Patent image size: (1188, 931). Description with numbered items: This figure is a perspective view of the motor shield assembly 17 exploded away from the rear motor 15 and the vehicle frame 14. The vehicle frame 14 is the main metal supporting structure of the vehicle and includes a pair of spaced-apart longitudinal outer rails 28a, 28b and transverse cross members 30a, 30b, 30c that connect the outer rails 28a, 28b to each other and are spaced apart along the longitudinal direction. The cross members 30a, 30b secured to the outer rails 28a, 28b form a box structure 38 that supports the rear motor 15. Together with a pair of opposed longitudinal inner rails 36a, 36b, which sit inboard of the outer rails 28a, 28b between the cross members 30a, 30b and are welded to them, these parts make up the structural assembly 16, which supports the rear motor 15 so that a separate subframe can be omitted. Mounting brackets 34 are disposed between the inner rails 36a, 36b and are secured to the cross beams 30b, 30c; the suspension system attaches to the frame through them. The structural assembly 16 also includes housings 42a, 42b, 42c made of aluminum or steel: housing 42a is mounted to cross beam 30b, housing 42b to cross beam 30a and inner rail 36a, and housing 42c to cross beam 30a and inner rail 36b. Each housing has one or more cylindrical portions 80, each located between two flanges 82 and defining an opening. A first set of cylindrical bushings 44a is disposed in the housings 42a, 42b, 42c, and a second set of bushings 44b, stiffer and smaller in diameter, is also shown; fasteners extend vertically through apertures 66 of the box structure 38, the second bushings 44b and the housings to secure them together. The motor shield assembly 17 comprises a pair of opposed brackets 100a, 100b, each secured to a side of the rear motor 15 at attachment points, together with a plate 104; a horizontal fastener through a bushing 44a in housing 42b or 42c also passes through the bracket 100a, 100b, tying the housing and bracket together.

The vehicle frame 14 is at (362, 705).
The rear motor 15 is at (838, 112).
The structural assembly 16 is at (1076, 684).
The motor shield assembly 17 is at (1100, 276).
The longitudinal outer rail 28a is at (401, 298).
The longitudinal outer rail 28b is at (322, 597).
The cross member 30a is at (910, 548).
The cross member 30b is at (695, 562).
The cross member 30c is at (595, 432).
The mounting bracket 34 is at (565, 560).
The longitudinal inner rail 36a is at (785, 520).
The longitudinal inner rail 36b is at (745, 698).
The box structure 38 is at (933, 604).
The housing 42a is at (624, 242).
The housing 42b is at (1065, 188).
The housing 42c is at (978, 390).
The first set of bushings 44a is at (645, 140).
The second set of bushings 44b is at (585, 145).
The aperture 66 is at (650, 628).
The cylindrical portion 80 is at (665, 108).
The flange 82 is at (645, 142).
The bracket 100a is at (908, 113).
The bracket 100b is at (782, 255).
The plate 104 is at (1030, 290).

» **OBJECTIVE**
Pick out every line above that contains the word "cylindrical" and copy those lines. Treat capital and small letters as different.

» **IN RESPONSE**
Patent image size: (1188, 931). Description with numbered items: This figure is a perspective view of the motor shield assembly 17 exploded away from the rear motor 15 and the vehicle frame 14. The vehicle frame 14 is the main metal supporting structure of the vehicle and includes a pair of spaced-apart longitudinal outer rails 28a, 28b and transverse cross members 30a, 30b, 30c that connect the outer rails 28a, 28b to each other and are spaced apart along the longitudinal direction. The cross members 30a, 30b secured to the outer rails 28a, 28b form a box structure 38 that supports the rear motor 15. Together with a pair of opposed longitudinal inner rails 36a, 36b, which sit inboard of the outer rails 28a, 28b between the cross members 30a, 30b and are welded to them, these parts make up the structural assembly 16, which supports the rear motor 15 so that a separate subframe can be omitted. Mounting brackets 34 are disposed between the inner rails 36a, 36b and are secured to the cross beams 30b, 30c; the suspension system attaches to the frame through them. The structural assembly 16 also includes housings 42a, 42b, 42c made of aluminum or steel: housing 42a is mounted to cross beam 30b, housing 42b to cross beam 30a and inner rail 36a, and housing 42c to cross beam 30a and inner rail 36b. Each housing has one or more cylindrical portions 80, each located between two flanges 82 and defining an opening. A first set of cylindrical bushings 44a is disposed in the housings 42a, 42b, 42c, and a second set of bushings 44b, stiffer and smaller in diameter, is also shown; fasteners extend vertically through apertures 66 of the box structure 38, the second bushings 44b and the housings to secure them together. The motor shield assembly 17 comprises a pair of opposed brackets 100a, 100b, each secured to a side of the rear motor 15 at attachment points, together with a plate 104; a horizontal fastener through a bushing 44a in housing 42b or 42c also passes through the bracket 100a, 100b, tying the housing and bracket together.
The cylindrical portion 80 is at (665, 108).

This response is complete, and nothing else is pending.